• WHAT IS EXPECTED: Write out the listing again, substituting "left-tick" for "tick-mark-left" everywhere it appears and changing nothing else.
[begin ROWS]
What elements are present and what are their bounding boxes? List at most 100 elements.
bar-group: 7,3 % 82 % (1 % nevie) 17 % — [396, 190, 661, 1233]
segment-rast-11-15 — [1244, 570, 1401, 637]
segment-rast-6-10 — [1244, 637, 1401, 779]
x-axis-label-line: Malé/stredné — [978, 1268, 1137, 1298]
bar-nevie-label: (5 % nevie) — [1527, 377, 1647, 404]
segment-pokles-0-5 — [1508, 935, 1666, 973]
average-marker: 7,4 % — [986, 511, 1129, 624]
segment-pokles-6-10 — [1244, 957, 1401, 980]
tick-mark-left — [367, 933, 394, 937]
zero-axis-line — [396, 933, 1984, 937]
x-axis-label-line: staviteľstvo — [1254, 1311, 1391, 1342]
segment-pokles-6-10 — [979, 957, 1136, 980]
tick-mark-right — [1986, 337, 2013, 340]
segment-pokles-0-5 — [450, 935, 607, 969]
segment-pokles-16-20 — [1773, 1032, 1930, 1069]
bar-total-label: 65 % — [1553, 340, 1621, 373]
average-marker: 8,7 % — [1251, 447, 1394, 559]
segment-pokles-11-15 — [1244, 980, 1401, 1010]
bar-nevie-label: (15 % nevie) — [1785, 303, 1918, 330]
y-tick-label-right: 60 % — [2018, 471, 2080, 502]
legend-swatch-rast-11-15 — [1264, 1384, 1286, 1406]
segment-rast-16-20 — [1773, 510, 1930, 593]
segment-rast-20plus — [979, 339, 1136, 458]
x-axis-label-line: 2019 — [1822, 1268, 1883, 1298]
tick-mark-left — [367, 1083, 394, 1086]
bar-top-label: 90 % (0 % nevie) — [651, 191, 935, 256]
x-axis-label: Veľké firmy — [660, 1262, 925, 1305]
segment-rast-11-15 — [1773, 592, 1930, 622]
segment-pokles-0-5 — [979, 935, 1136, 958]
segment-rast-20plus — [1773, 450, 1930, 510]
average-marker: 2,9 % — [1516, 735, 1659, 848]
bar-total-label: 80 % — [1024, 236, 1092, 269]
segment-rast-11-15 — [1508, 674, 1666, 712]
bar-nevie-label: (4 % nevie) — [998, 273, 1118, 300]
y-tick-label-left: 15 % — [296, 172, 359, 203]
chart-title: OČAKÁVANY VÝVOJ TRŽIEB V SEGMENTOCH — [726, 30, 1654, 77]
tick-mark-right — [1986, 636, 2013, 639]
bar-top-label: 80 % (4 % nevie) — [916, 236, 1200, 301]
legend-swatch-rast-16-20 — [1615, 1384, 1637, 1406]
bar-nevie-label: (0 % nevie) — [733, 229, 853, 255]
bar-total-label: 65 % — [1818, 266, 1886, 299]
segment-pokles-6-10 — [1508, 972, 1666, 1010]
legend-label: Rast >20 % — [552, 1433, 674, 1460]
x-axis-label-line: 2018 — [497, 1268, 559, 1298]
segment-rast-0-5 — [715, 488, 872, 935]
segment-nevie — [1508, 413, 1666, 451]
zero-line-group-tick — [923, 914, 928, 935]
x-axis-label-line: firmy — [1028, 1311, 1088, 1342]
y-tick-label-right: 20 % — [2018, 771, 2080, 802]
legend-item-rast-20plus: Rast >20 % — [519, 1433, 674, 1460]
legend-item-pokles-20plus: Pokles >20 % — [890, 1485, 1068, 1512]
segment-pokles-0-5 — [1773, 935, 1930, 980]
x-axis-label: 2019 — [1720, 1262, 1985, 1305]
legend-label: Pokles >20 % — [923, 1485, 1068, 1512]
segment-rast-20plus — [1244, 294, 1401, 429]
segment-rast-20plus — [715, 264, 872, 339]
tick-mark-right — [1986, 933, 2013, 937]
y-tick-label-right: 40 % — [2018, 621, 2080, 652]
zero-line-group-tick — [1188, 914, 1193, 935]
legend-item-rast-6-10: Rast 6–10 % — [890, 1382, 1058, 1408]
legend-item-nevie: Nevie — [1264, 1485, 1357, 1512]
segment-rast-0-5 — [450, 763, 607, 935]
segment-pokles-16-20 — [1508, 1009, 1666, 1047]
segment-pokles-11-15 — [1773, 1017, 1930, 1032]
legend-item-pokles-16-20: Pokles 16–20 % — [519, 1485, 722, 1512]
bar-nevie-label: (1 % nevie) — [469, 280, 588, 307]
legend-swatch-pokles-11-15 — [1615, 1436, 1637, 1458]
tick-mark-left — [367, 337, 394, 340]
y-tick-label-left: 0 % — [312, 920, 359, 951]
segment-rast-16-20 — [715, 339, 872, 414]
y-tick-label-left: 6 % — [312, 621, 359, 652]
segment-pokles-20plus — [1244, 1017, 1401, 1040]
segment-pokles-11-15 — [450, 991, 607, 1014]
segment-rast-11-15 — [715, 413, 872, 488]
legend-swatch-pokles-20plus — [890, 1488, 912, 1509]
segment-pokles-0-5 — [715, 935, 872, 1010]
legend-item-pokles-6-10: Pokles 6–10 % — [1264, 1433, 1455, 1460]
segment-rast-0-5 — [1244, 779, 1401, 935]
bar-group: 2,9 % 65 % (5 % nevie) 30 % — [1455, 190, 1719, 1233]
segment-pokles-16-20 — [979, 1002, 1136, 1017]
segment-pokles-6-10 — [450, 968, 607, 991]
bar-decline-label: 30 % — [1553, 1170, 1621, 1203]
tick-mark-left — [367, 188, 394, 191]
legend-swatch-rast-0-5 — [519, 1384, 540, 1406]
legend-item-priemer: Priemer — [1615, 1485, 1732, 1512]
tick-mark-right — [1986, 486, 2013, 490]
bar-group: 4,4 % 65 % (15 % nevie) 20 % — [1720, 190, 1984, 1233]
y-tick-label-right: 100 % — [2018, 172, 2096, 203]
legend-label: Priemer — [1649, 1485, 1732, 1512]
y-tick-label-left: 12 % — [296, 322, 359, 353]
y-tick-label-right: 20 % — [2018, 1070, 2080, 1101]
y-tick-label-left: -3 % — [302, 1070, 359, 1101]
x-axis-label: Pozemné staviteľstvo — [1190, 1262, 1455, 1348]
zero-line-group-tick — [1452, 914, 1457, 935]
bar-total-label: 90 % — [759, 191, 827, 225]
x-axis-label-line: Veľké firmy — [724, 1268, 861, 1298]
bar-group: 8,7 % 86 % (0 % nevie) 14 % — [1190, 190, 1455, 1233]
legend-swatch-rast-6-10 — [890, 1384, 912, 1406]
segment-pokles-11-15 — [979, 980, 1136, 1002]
[end ROWS]
• EXERCISE ANSWER:
What elements are present and what are their bounding boxes? List at most 100 elements.
bar-group: 7,3 % 82 % (1 % nevie) 17 % — [396, 190, 661, 1233]
segment-rast-11-15 — [1244, 570, 1401, 637]
segment-rast-6-10 — [1244, 637, 1401, 779]
x-axis-label-line: Malé/stredné — [978, 1268, 1137, 1298]
bar-nevie-label: (5 % nevie) — [1527, 377, 1647, 404]
segment-pokles-0-5 — [1508, 935, 1666, 973]
average-marker: 7,4 % — [986, 511, 1129, 624]
segment-pokles-6-10 — [1244, 957, 1401, 980]
left-tick — [367, 933, 394, 937]
zero-axis-line — [396, 933, 1984, 937]
x-axis-label-line: staviteľstvo — [1254, 1311, 1391, 1342]
segment-pokles-6-10 — [979, 957, 1136, 980]
tick-mark-right — [1986, 337, 2013, 340]
segment-pokles-0-5 — [450, 935, 607, 969]
segment-pokles-16-20 — [1773, 1032, 1930, 1069]
bar-total-label: 65 % — [1553, 340, 1621, 373]
average-marker: 8,7 % — [1251, 447, 1394, 559]
segment-pokles-11-15 — [1244, 980, 1401, 1010]
bar-nevie-label: (15 % nevie) — [1785, 303, 1918, 330]
y-tick-label-right: 60 % — [2018, 471, 2080, 502]
legend-swatch-rast-11-15 — [1264, 1384, 1286, 1406]
segment-rast-16-20 — [1773, 510, 1930, 593]
segment-rast-20plus — [979, 339, 1136, 458]
x-axis-label-line: 2019 — [1822, 1268, 1883, 1298]
left-tick — [367, 1083, 394, 1086]
bar-top-label: 90 % (0 % nevie) — [651, 191, 935, 256]
x-axis-label: Veľké firmy — [660, 1262, 925, 1305]
segment-rast-11-15 — [1773, 592, 1930, 622]
segment-pokles-0-5 — [979, 935, 1136, 958]
segment-rast-20plus — [1773, 450, 1930, 510]
average-marker: 2,9 % — [1516, 735, 1659, 848]
bar-total-label: 80 % — [1024, 236, 1092, 269]
segment-rast-11-15 — [1508, 674, 1666, 712]
bar-nevie-label: (4 % nevie) — [998, 273, 1118, 300]
y-tick-label-left: 15 % — [296, 172, 359, 203]
chart-title: OČAKÁVANY VÝVOJ TRŽIEB V SEGMENTOCH — [726, 30, 1654, 77]
tick-mark-right — [1986, 636, 2013, 639]
bar-top-label: 80 % (4 % nevie) — [916, 236, 1200, 301]
legend-swatch-rast-16-20 — [1615, 1384, 1637, 1406]
bar-nevie-label: (0 % nevie) — [733, 229, 853, 255]
bar-total-label: 65 % — [1818, 266, 1886, 299]
segment-pokles-6-10 — [1508, 972, 1666, 1010]
legend-label: Rast >20 % — [552, 1433, 674, 1460]
x-axis-label-line: 2018 — [497, 1268, 559, 1298]
segment-rast-0-5 — [715, 488, 872, 935]
segment-nevie — [1508, 413, 1666, 451]
zero-line-group-tick — [923, 914, 928, 935]
x-axis-label-line: firmy — [1028, 1311, 1088, 1342]
y-tick-label-right: 20 % — [2018, 771, 2080, 802]
legend-item-rast-20plus: Rast >20 % — [519, 1433, 674, 1460]
legend-item-pokles-20plus: Pokles >20 % — [890, 1485, 1068, 1512]
segment-pokles-0-5 — [1773, 935, 1930, 980]
x-axis-label: 2019 — [1720, 1262, 1985, 1305]
legend-label: Pokles >20 % — [923, 1485, 1068, 1512]
segment-rast-20plus — [1244, 294, 1401, 429]
segment-rast-20plus — [715, 264, 872, 339]
tick-mark-right — [1986, 933, 2013, 937]
y-tick-label-right: 40 % — [2018, 621, 2080, 652]
zero-line-group-tick — [1188, 914, 1193, 935]
legend-item-rast-6-10: Rast 6–10 % — [890, 1382, 1058, 1408]
legend-item-nevie: Nevie — [1264, 1485, 1357, 1512]
segment-rast-0-5 — [450, 763, 607, 935]
segment-pokles-16-20 — [1508, 1009, 1666, 1047]
segment-pokles-11-15 — [1773, 1017, 1930, 1032]
legend-item-pokles-16-20: Pokles 16–20 % — [519, 1485, 722, 1512]
bar-nevie-label: (1 % nevie) — [469, 280, 588, 307]
legend-swatch-pokles-11-15 — [1615, 1436, 1637, 1458]
left-tick — [367, 337, 394, 340]
y-tick-label-left: 0 % — [312, 920, 359, 951]
segment-rast-16-20 — [715, 339, 872, 414]
y-tick-label-left: 6 % — [312, 621, 359, 652]
segment-pokles-20plus — [1244, 1017, 1401, 1040]
segment-pokles-11-15 — [450, 991, 607, 1014]
segment-rast-11-15 — [715, 413, 872, 488]
legend-swatch-pokles-20plus — [890, 1488, 912, 1509]
segment-pokles-0-5 — [715, 935, 872, 1010]
legend-item-pokles-6-10: Pokles 6–10 % — [1264, 1433, 1455, 1460]
segment-rast-0-5 — [1244, 779, 1401, 935]
bar-group: 2,9 % 65 % (5 % nevie) 30 % — [1455, 190, 1719, 1233]
segment-pokles-16-20 — [979, 1002, 1136, 1017]
segment-pokles-6-10 — [450, 968, 607, 991]
bar-decline-label: 30 % — [1553, 1170, 1621, 1203]
left-tick — [367, 188, 394, 191]
legend-swatch-rast-0-5 — [519, 1384, 540, 1406]
legend-item-priemer: Priemer — [1615, 1485, 1732, 1512]
tick-mark-right — [1986, 486, 2013, 490]
bar-group: 4,4 % 65 % (15 % nevie) 20 % — [1720, 190, 1984, 1233]
y-tick-label-right: 100 % — [2018, 172, 2096, 203]
legend-label: Priemer — [1649, 1485, 1732, 1512]
y-tick-label-left: 12 % — [296, 322, 359, 353]
y-tick-label-right: 20 % — [2018, 1070, 2080, 1101]
y-tick-label-left: -3 % — [302, 1070, 359, 1101]
x-axis-label: Pozemné staviteľstvo — [1190, 1262, 1455, 1348]
zero-line-group-tick — [1452, 914, 1457, 935]
bar-total-label: 90 % — [759, 191, 827, 225]
x-axis-label-line: Veľké firmy — [724, 1268, 861, 1298]
bar-group: 8,7 % 86 % (0 % nevie) 14 % — [1190, 190, 1455, 1233]
legend-swatch-rast-6-10 — [890, 1384, 912, 1406]
segment-pokles-11-15 — [979, 980, 1136, 1002]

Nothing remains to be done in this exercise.